• **REQUIREMENTS**:
The listing below is the input. Say how many of its lines contain "hoitamaton", giving the number alone.

[Raw records]
--*--

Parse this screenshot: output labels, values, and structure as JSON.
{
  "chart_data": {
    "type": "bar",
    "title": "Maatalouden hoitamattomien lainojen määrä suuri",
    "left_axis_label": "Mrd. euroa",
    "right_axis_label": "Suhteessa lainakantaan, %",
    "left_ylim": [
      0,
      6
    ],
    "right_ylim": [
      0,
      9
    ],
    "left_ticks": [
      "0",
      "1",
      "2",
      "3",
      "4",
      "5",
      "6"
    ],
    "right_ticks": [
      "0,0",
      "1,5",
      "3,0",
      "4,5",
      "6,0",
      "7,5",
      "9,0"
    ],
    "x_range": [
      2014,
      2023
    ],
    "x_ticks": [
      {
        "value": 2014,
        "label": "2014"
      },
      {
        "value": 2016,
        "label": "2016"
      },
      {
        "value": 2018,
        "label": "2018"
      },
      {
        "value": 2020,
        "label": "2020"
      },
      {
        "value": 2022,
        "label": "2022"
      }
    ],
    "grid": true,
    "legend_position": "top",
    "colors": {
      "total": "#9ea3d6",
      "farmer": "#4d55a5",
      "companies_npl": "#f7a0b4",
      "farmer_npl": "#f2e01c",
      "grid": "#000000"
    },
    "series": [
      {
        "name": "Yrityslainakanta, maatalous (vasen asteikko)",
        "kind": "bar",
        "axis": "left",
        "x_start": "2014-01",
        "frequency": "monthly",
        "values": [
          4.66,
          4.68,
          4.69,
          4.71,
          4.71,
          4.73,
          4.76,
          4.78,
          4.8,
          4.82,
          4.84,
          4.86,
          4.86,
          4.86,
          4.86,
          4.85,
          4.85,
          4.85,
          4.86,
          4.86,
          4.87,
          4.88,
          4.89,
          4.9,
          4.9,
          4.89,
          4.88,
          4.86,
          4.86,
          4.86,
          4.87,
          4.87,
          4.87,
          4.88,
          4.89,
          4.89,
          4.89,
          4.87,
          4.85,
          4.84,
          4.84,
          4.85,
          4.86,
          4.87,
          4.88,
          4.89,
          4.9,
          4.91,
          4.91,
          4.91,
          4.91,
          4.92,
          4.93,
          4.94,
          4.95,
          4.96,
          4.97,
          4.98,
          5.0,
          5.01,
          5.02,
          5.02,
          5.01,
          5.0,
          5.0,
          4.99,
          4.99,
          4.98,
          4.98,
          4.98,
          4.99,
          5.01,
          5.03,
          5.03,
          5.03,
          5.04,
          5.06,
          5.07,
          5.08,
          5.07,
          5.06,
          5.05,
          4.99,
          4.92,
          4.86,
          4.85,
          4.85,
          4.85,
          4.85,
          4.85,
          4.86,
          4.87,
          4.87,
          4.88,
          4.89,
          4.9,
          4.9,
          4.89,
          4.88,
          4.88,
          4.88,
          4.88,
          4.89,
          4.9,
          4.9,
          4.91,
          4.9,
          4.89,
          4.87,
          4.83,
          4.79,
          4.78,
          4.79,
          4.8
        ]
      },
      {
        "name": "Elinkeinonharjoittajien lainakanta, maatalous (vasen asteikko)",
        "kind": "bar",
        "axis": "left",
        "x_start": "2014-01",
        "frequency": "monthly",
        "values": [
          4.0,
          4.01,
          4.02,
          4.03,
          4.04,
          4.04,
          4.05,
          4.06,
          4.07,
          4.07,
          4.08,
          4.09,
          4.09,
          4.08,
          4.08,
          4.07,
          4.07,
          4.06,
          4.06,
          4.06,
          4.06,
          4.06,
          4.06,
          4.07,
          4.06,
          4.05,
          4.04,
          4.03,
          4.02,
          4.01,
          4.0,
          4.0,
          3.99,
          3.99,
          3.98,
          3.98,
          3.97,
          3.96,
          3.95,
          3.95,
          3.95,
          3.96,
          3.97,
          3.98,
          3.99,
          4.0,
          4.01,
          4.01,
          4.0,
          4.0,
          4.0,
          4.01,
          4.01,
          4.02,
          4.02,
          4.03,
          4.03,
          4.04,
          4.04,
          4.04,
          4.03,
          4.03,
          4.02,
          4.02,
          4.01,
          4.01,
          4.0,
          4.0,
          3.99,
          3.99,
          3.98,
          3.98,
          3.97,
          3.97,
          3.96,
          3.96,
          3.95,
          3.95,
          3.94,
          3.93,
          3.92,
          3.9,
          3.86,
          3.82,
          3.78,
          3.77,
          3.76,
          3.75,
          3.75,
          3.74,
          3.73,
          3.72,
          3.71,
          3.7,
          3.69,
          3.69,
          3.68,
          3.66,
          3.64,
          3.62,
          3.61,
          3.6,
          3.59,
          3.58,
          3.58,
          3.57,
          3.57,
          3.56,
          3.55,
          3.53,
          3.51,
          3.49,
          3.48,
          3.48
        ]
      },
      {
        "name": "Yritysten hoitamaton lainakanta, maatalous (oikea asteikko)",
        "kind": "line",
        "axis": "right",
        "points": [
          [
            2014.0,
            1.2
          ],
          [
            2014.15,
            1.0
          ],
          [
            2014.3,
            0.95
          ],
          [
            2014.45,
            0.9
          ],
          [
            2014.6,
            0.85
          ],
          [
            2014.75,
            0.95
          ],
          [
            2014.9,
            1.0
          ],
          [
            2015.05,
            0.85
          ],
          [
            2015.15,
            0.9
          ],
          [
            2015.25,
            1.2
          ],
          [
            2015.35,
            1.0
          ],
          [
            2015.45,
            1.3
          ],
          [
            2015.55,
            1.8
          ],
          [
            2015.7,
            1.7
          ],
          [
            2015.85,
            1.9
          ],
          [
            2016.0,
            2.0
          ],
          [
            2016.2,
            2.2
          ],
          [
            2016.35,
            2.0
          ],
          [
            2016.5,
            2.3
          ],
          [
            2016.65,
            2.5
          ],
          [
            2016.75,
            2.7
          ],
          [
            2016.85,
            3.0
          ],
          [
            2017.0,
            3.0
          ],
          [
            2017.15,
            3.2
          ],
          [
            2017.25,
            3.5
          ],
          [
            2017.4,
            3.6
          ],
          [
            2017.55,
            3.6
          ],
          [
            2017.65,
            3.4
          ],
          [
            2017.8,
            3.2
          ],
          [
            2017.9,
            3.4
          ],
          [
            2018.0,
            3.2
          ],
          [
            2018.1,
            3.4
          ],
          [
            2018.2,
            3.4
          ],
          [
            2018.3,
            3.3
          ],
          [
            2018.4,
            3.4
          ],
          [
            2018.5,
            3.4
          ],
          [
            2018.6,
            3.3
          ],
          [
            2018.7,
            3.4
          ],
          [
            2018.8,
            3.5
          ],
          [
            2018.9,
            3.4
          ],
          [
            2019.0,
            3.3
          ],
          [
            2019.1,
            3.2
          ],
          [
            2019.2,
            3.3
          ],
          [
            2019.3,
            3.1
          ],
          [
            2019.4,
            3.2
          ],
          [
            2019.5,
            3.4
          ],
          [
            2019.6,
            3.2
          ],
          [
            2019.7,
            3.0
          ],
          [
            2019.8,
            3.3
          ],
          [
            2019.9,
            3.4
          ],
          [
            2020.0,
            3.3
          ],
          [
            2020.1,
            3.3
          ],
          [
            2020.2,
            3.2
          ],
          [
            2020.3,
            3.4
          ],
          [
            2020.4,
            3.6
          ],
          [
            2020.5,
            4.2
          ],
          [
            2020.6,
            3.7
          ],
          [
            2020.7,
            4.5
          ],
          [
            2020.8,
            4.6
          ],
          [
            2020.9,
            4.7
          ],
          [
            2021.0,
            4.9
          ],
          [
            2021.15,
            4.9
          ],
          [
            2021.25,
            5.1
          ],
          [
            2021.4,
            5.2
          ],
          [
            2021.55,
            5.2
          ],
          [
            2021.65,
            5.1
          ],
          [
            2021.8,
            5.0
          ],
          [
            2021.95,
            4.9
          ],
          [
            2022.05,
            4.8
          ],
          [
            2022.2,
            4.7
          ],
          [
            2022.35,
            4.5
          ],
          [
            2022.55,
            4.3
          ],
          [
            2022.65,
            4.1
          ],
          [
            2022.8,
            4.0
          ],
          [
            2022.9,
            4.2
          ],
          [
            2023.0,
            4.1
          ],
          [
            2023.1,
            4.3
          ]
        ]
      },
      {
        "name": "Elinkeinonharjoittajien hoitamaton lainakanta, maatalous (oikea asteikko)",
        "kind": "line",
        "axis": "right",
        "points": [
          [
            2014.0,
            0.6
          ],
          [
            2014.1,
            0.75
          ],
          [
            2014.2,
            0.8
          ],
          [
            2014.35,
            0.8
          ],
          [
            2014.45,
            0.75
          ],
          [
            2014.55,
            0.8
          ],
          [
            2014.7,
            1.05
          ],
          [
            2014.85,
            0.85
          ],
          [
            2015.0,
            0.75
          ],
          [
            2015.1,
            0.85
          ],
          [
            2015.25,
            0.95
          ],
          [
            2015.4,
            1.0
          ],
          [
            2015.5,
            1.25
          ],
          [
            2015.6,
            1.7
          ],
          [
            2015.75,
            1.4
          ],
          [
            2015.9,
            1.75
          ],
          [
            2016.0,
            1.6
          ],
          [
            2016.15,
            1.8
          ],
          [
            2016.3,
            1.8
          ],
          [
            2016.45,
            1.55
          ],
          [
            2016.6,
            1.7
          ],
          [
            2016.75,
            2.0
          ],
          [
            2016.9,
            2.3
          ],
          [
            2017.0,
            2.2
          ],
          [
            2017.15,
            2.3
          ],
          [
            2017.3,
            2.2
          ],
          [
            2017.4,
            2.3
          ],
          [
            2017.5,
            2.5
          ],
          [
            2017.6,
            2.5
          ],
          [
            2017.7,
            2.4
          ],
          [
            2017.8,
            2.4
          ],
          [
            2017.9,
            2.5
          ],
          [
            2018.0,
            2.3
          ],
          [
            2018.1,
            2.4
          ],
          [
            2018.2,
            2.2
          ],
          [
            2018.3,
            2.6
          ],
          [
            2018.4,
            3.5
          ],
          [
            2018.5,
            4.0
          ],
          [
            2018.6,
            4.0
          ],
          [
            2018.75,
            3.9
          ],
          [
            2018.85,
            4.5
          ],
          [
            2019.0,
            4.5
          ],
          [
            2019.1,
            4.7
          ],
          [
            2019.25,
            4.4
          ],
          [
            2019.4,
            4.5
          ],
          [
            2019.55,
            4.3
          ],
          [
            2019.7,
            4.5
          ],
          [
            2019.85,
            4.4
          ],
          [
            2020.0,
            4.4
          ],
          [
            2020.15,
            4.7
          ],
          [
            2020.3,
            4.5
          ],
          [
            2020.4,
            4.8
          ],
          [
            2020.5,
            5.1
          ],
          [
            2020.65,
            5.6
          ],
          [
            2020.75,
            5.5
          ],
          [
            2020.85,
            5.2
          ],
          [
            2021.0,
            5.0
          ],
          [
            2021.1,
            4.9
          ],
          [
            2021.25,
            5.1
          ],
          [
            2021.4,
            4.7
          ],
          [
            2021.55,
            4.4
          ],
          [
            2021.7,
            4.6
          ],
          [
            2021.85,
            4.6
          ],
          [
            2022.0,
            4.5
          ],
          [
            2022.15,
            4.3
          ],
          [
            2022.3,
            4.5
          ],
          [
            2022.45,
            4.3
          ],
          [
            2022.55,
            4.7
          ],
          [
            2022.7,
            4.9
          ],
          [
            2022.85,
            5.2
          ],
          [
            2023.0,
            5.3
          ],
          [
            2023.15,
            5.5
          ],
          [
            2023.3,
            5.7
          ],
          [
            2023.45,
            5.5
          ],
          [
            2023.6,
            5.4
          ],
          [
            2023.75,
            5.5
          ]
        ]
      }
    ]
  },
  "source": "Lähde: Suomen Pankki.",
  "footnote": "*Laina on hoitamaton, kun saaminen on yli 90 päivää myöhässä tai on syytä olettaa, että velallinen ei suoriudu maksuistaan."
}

--*--

• **SOLUTION TO THIS PROBLEM**:
3